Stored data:
════════════════
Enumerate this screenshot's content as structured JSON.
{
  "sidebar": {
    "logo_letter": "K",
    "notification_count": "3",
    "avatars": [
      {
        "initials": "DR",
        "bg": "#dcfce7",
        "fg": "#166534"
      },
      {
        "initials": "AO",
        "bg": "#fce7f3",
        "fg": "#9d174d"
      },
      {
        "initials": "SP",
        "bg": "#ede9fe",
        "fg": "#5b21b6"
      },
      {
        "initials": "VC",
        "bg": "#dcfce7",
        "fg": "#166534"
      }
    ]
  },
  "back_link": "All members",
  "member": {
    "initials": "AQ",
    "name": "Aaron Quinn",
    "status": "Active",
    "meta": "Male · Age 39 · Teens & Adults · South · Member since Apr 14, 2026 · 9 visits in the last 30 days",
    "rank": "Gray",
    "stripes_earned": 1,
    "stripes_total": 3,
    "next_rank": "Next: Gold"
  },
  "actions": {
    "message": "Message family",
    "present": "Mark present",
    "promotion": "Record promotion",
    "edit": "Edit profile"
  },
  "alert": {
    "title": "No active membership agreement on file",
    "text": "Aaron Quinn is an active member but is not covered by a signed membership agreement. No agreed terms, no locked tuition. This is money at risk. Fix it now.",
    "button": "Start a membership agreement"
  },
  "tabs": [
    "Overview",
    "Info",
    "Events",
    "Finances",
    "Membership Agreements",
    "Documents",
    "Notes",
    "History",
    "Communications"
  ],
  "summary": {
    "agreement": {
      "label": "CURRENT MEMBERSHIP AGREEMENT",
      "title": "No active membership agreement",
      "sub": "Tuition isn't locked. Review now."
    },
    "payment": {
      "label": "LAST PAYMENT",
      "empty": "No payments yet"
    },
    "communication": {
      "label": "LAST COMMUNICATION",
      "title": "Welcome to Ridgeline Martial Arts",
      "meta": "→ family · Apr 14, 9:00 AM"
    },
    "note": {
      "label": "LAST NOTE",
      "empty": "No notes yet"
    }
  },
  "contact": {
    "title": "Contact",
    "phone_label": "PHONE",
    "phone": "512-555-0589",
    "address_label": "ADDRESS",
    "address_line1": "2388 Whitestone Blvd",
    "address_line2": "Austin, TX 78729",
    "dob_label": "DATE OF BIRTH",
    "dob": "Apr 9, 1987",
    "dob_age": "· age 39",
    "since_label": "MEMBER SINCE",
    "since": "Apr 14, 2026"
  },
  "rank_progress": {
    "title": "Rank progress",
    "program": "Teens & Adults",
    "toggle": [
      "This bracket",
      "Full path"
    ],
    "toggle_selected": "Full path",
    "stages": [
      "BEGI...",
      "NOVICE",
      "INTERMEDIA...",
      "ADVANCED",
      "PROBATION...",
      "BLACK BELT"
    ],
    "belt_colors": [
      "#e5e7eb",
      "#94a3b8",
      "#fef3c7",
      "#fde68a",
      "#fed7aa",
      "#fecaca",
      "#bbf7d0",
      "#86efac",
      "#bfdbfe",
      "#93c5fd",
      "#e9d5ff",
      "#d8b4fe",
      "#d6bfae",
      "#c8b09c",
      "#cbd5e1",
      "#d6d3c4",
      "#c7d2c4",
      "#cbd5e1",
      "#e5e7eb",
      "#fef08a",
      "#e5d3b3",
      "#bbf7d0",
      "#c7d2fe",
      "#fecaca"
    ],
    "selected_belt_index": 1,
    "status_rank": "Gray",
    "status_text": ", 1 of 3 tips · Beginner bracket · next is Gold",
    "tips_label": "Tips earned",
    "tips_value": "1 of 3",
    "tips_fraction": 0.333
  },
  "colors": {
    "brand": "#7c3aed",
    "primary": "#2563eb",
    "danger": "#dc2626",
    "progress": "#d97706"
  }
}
════════════════
EXERCISE TASK: Reproduce the data, keeping every line exactly the same.

SOLUTION FOR THIS EXERCISE:
Enumerate this screenshot's content as structured JSON.
{
  "sidebar": {
    "logo_letter": "K",
    "notification_count": "3",
    "avatars": [
      {
        "initials": "DR",
        "bg": "#dcfce7",
        "fg": "#166534"
      },
      {
        "initials": "AO",
        "bg": "#fce7f3",
        "fg": "#9d174d"
      },
      {
        "initials": "SP",
        "bg": "#ede9fe",
        "fg": "#5b21b6"
      },
      {
        "initials": "VC",
        "bg": "#dcfce7",
        "fg": "#166534"
      }
    ]
  },
  "back_link": "All members",
  "member": {
    "initials": "AQ",
    "name": "Aaron Quinn",
    "status": "Active",
    "meta": "Male · Age 39 · Teens & Adults · South · Member since Apr 14, 2026 · 9 visits in the last 30 days",
    "rank": "Gray",
    "stripes_earned": 1,
    "stripes_total": 3,
    "next_rank": "Next: Gold"
  },
  "actions": {
    "message": "Message family",
    "present": "Mark present",
    "promotion": "Record promotion",
    "edit": "Edit profile"
  },
  "alert": {
    "title": "No active membership agreement on file",
    "text": "Aaron Quinn is an active member but is not covered by a signed membership agreement. No agreed terms, no locked tuition. This is money at risk. Fix it now.",
    "button": "Start a membership agreement"
  },
  "tabs": [
    "Overview",
    "Info",
    "Events",
    "Finances",
    "Membership Agreements",
    "Documents",
    "Notes",
    "History",
    "Communications"
  ],
  "summary": {
    "agreement": {
      "label": "CURRENT MEMBERSHIP AGREEMENT",
      "title": "No active membership agreement",
      "sub": "Tuition isn't locked. Review now."
    },
    "payment": {
      "label": "LAST PAYMENT",
      "empty": "No payments yet"
    },
    "communication": {
      "label": "LAST COMMUNICATION",
      "title": "Welcome to Ridgeline Martial Arts",
      "meta": "→ family · Apr 14, 9:00 AM"
    },
    "note": {
      "label": "LAST NOTE",
      "empty": "No notes yet"
    }
  },
  "contact": {
    "title": "Contact",
    "phone_label": "PHONE",
    "phone": "512-555-0589",
    "address_label": "ADDRESS",
    "address_line1": "2388 Whitestone Blvd",
    "address_line2": "Austin, TX 78729",
    "dob_label": "DATE OF BIRTH",
    "dob": "Apr 9, 1987",
    "dob_age": "· age 39",
    "since_label": "MEMBER SINCE",
    "since": "Apr 14, 2026"
  },
  "rank_progress": {
    "title": "Rank progress",
    "program": "Teens & Adults",
    "toggle": [
      "This bracket",
      "Full path"
    ],
    "toggle_selected": "Full path",
    "stages": [
      "BEGI...",
      "NOVICE",
      "INTERMEDIA...",
      "ADVANCED",
      "PROBATION...",
      "BLACK BELT"
    ],
    "belt_colors": [
      "#e5e7eb",
      "#94a3b8",
      "#fef3c7",
      "#fde68a",
      "#fed7aa",
      "#fecaca",
      "#bbf7d0",
      "#86efac",
      "#bfdbfe",
      "#93c5fd",
      "#e9d5ff",
      "#d8b4fe",
      "#d6bfae",
      "#c8b09c",
      "#cbd5e1",
      "#d6d3c4",
      "#c7d2c4",
      "#cbd5e1",
      "#e5e7eb",
      "#fef08a",
      "#e5d3b3",
      "#bbf7d0",
      "#c7d2fe",
      "#fecaca"
    ],
    "selected_belt_index": 1,
    "status_rank": "Gray",
    "status_text": ", 1 of 3 tips · Beginner bracket · next is Gold",
    "tips_label": "Tips earned",
    "tips_value": "1 of 3",
    "tips_fraction": 0.333
  },
  "colors": {
    "brand": "#7c3aed",
    "primary": "#2563eb",
    "danger": "#dc2626",
    "progress": "#d97706"
  }
}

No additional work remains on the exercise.